-- EXERCISE INSTRUCTIONS --
Copy the material below line for line, without changing anything.
* * *
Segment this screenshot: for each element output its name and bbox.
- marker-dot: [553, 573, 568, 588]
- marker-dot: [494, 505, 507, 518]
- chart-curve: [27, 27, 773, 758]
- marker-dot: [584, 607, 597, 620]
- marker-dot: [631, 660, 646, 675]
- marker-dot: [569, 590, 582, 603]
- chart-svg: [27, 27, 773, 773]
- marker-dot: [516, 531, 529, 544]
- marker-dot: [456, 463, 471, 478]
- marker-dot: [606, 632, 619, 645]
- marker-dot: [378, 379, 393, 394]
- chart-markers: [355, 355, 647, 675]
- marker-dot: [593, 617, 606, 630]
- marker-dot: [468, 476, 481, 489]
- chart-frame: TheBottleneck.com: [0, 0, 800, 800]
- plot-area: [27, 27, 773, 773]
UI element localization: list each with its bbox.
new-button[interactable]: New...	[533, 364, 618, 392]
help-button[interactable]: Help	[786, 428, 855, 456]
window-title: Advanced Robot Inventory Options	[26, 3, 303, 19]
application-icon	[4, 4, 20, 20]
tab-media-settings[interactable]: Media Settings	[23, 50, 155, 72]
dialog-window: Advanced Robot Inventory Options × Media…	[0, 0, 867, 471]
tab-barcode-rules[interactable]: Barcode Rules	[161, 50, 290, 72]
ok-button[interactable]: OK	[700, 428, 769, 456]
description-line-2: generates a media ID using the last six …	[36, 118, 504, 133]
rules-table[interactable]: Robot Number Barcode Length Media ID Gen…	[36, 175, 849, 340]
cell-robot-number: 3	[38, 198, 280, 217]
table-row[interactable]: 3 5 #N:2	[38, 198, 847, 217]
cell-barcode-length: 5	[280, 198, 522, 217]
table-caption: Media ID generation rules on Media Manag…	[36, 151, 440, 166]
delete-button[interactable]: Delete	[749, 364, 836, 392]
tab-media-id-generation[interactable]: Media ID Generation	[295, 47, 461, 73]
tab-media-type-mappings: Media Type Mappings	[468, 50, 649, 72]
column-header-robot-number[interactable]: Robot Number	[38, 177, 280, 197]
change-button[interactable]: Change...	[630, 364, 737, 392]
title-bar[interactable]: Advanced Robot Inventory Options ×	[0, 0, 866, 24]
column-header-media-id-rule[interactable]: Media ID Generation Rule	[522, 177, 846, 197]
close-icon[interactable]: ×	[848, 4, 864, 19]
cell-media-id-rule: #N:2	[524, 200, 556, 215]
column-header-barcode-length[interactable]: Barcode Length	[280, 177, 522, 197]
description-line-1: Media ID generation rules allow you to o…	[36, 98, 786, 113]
* * *
-- COMPLETE OUTPUT --
Segment this screenshot: for each element output its name and bbox.
- marker-dot: [553, 573, 568, 588]
- marker-dot: [494, 505, 507, 518]
- chart-curve: [27, 27, 773, 758]
- marker-dot: [584, 607, 597, 620]
- marker-dot: [631, 660, 646, 675]
- marker-dot: [569, 590, 582, 603]
- chart-svg: [27, 27, 773, 773]
- marker-dot: [516, 531, 529, 544]
- marker-dot: [456, 463, 471, 478]
- marker-dot: [606, 632, 619, 645]
- marker-dot: [378, 379, 393, 394]
- chart-markers: [355, 355, 647, 675]
- marker-dot: [593, 617, 606, 630]
- marker-dot: [468, 476, 481, 489]
- chart-frame: TheBottleneck.com: [0, 0, 800, 800]
- plot-area: [27, 27, 773, 773]
UI element localization: list each with its bbox.
new-button[interactable]: New...	[533, 364, 618, 392]
help-button[interactable]: Help	[786, 428, 855, 456]
window-title: Advanced Robot Inventory Options	[26, 3, 303, 19]
application-icon	[4, 4, 20, 20]
tab-media-settings[interactable]: Media Settings	[23, 50, 155, 72]
dialog-window: Advanced Robot Inventory Options × Media…	[0, 0, 867, 471]
tab-barcode-rules[interactable]: Barcode Rules	[161, 50, 290, 72]
ok-button[interactable]: OK	[700, 428, 769, 456]
description-line-2: generates a media ID using the last six …	[36, 118, 504, 133]
rules-table[interactable]: Robot Number Barcode Length Media ID Gen…	[36, 175, 849, 340]
cell-robot-number: 3	[38, 198, 280, 217]
table-row[interactable]: 3 5 #N:2	[38, 198, 847, 217]
cell-barcode-length: 5	[280, 198, 522, 217]
table-caption: Media ID generation rules on Media Manag…	[36, 151, 440, 166]
delete-button[interactable]: Delete	[749, 364, 836, 392]
tab-media-id-generation[interactable]: Media ID Generation	[295, 47, 461, 73]
tab-media-type-mappings: Media Type Mappings	[468, 50, 649, 72]
column-header-robot-number[interactable]: Robot Number	[38, 177, 280, 197]
change-button[interactable]: Change...	[630, 364, 737, 392]
title-bar[interactable]: Advanced Robot Inventory Options ×	[0, 0, 866, 24]
column-header-media-id-rule[interactable]: Media ID Generation Rule	[522, 177, 846, 197]
close-icon[interactable]: ×	[848, 4, 864, 19]
cell-media-id-rule: #N:2	[524, 200, 556, 215]
column-header-barcode-length[interactable]: Barcode Length	[280, 177, 522, 197]
description-line-1: Media ID generation rules allow you to o…	[36, 98, 786, 113]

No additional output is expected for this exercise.